Collect every line that includes the string "text".
** Begin **
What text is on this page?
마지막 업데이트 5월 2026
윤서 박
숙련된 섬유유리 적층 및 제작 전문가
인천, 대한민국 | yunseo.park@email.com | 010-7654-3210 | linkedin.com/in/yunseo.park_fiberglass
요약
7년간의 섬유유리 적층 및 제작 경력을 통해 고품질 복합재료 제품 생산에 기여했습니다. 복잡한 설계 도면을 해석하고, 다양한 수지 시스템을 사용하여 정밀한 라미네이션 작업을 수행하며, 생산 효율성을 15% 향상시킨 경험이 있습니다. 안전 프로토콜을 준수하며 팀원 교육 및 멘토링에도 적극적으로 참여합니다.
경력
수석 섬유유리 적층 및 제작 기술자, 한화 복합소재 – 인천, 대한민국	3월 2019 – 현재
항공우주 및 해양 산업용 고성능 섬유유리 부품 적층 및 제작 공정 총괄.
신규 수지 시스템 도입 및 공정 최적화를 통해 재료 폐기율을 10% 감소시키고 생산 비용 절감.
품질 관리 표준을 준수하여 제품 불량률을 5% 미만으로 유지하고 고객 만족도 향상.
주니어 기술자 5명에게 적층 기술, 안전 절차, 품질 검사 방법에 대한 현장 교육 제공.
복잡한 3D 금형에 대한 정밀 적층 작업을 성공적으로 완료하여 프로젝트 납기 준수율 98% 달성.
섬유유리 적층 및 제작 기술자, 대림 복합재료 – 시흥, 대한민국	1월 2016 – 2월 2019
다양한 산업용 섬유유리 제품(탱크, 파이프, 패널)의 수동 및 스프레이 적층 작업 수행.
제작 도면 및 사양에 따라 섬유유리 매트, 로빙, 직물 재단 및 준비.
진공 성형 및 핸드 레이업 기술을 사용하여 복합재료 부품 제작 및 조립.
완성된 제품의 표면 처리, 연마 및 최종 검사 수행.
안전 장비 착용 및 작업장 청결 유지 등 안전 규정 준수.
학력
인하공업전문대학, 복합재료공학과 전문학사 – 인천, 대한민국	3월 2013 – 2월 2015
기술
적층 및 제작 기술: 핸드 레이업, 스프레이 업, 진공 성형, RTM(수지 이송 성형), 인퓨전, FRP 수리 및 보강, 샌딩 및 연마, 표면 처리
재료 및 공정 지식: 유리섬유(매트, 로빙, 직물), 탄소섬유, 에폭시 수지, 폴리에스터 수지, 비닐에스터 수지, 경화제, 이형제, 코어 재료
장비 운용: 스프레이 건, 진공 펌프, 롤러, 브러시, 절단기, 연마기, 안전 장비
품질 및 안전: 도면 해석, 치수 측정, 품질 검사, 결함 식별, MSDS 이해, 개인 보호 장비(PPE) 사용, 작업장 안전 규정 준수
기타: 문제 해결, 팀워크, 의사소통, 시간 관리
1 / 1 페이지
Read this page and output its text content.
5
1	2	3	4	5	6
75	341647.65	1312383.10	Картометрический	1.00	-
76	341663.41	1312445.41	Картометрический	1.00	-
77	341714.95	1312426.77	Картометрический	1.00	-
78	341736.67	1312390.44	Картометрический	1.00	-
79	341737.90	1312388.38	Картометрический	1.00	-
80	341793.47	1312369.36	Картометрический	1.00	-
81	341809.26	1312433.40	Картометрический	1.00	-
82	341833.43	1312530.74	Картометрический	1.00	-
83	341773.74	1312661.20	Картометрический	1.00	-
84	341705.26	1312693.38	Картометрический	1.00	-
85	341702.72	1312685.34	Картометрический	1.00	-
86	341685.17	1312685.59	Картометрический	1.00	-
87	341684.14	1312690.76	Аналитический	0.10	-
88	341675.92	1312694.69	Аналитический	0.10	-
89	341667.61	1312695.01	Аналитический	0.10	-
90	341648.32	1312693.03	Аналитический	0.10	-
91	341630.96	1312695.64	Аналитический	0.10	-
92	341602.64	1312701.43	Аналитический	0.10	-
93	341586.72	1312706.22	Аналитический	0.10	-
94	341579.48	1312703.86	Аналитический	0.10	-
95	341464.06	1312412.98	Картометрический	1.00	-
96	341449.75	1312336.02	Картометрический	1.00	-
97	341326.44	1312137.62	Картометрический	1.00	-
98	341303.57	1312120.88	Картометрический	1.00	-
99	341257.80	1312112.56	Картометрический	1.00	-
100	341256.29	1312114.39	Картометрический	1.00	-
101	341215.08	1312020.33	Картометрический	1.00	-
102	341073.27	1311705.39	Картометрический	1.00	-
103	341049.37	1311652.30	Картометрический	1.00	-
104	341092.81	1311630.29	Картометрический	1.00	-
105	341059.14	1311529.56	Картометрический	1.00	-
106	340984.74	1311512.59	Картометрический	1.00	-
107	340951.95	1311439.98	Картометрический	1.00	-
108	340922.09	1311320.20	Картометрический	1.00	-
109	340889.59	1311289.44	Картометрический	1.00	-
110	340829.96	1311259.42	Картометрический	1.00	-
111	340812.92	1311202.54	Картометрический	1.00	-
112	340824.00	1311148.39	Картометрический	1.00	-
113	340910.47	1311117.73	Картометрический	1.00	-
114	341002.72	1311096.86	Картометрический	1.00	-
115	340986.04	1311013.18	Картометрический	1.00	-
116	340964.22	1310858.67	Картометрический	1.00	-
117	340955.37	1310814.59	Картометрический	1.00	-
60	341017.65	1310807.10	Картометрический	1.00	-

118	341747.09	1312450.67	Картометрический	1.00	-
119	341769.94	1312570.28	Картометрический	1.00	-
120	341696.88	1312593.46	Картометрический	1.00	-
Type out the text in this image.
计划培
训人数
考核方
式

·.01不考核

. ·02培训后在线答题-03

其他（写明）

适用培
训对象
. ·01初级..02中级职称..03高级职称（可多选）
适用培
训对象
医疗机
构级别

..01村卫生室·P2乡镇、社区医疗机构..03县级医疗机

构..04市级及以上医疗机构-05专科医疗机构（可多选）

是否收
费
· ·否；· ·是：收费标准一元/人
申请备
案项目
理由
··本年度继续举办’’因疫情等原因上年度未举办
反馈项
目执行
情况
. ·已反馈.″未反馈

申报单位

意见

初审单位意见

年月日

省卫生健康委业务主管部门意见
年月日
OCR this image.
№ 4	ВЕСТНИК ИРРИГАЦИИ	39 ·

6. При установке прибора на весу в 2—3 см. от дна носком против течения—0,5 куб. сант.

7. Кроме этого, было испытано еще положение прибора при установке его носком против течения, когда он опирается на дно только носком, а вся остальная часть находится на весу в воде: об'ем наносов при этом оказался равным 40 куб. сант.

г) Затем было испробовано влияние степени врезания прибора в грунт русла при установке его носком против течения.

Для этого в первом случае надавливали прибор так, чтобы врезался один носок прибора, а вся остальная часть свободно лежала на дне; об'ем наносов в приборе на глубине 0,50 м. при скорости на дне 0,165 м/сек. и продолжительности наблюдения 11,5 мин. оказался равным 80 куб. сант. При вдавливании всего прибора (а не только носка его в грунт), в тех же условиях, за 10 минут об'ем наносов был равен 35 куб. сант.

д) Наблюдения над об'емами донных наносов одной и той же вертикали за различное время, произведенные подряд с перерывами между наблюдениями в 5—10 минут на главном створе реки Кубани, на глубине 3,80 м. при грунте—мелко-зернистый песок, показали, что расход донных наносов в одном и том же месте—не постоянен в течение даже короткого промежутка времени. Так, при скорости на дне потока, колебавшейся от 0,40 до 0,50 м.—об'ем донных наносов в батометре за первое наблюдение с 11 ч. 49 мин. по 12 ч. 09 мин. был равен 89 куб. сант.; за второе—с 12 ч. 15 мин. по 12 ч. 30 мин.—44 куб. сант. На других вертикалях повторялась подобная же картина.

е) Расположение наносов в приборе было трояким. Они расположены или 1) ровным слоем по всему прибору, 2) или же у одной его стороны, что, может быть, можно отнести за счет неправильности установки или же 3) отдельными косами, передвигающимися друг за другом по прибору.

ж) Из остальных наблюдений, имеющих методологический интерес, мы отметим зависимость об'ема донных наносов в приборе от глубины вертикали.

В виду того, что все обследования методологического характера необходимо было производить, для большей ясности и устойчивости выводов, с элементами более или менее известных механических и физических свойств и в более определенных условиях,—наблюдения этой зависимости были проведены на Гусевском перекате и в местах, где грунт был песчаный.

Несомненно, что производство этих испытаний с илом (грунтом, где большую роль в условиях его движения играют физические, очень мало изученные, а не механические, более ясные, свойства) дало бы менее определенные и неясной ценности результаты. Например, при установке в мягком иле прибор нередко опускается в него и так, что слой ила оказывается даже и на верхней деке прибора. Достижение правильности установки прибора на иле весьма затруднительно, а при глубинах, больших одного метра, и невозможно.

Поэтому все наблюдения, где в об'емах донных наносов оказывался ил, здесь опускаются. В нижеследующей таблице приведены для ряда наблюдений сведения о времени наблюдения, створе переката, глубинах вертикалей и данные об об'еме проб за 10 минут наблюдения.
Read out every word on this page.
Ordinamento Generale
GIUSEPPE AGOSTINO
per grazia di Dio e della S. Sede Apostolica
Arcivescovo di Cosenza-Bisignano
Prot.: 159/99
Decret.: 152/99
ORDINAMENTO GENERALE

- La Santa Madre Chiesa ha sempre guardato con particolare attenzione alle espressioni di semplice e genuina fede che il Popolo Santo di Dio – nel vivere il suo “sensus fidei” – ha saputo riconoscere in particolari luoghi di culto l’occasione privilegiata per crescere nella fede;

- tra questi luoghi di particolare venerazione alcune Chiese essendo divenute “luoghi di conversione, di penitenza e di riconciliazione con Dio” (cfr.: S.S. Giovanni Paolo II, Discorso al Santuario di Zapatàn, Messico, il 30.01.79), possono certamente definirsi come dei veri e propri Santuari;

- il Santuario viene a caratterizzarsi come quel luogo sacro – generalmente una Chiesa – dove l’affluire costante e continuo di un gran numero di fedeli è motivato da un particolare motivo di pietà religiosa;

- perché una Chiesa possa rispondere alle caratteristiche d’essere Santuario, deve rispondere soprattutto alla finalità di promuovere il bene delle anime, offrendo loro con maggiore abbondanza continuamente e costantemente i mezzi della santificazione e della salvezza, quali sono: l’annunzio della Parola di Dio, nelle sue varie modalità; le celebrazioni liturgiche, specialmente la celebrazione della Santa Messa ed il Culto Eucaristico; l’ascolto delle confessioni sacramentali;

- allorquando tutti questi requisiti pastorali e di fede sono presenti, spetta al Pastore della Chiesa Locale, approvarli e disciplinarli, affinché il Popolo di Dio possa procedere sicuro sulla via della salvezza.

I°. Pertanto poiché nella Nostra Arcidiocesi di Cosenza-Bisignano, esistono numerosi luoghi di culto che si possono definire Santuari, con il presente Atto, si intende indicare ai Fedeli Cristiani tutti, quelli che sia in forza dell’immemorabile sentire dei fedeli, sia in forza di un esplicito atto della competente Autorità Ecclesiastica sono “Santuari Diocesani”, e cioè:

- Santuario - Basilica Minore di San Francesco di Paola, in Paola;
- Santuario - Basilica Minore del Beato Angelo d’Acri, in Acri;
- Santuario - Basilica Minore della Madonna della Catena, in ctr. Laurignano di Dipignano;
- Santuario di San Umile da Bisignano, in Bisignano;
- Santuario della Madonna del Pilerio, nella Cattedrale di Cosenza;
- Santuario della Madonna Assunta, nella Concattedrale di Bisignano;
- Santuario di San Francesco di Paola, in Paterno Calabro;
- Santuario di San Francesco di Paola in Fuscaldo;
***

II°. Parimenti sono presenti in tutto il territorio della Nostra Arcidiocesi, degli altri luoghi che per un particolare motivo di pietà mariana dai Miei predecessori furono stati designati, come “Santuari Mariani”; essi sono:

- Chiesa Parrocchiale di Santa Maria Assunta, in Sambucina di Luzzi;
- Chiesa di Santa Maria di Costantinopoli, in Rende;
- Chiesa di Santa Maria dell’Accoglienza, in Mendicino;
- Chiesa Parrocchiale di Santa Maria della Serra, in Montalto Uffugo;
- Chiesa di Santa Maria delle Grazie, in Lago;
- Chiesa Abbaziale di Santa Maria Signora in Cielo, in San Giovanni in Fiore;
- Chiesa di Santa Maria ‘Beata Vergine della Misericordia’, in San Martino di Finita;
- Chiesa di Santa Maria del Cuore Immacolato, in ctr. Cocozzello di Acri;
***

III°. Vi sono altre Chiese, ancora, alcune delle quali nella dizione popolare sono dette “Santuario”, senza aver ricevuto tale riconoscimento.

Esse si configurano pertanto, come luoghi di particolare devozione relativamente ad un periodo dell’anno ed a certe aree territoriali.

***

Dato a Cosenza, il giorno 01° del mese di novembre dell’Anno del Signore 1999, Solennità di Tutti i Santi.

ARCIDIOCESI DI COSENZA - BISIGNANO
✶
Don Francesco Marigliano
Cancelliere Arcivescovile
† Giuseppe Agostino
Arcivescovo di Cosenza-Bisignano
** End **
Written answer:
What text is on this page?
Read this page and output its text content.
Type out the text in this image.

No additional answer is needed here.